:: PROBLEM TO SOLVE ::
Locate each line below that includes "this" and reproduce it.

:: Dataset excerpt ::

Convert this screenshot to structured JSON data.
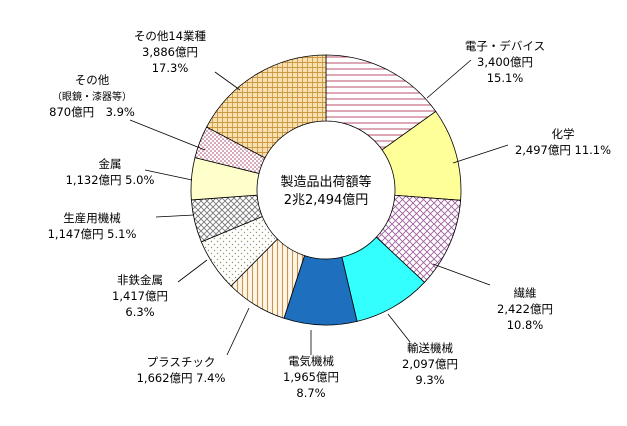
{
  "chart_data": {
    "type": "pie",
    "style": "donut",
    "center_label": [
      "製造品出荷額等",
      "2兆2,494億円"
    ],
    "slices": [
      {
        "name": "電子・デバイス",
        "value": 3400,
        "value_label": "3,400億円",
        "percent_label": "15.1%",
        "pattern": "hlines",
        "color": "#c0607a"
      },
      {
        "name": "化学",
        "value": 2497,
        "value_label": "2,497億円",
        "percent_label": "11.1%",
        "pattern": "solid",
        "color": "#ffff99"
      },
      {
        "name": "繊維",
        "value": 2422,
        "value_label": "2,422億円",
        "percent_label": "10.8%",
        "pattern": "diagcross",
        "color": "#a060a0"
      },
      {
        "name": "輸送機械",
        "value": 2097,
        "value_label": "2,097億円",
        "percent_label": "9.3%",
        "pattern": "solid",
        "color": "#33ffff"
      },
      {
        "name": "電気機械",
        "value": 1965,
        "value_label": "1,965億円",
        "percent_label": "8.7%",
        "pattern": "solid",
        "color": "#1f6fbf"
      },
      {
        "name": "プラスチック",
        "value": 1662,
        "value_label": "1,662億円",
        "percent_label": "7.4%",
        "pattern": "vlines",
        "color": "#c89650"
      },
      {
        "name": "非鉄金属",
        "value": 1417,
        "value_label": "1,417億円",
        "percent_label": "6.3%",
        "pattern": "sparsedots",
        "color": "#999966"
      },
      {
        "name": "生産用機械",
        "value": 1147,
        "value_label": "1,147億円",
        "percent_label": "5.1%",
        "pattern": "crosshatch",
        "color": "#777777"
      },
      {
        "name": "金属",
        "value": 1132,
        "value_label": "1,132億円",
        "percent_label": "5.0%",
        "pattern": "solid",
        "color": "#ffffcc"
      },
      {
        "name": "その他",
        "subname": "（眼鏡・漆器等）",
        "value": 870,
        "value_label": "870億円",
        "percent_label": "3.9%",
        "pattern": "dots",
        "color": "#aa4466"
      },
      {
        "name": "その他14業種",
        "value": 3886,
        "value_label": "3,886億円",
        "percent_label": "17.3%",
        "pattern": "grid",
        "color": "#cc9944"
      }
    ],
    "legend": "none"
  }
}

==

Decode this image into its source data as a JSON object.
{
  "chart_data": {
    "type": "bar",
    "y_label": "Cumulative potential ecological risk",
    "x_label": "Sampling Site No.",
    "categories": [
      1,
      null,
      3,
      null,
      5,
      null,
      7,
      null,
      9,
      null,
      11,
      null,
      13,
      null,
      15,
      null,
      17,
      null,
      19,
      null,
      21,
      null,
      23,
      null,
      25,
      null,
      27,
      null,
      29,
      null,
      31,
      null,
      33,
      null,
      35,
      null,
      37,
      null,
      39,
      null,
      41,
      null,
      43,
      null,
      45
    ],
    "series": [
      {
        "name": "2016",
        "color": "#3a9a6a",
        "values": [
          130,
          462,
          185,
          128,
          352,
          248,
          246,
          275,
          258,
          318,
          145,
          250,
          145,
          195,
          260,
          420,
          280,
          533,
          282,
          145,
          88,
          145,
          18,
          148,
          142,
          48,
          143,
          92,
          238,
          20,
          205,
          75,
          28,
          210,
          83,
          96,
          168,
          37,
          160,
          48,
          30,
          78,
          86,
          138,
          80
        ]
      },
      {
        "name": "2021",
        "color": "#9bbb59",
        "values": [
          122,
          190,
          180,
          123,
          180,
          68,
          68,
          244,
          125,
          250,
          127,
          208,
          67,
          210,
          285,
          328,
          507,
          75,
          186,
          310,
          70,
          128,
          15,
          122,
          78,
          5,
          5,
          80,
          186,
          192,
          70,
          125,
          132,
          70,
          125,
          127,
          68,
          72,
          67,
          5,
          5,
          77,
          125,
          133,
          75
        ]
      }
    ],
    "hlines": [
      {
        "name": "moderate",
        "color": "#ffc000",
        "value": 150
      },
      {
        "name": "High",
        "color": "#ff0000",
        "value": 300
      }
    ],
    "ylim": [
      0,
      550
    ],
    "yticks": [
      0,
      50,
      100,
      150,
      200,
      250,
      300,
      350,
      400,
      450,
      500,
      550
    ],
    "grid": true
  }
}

:: REPLY TO THE TASK ::
Convert this screenshot to structured JSON data.
Decode this image into its source data as a JSON object.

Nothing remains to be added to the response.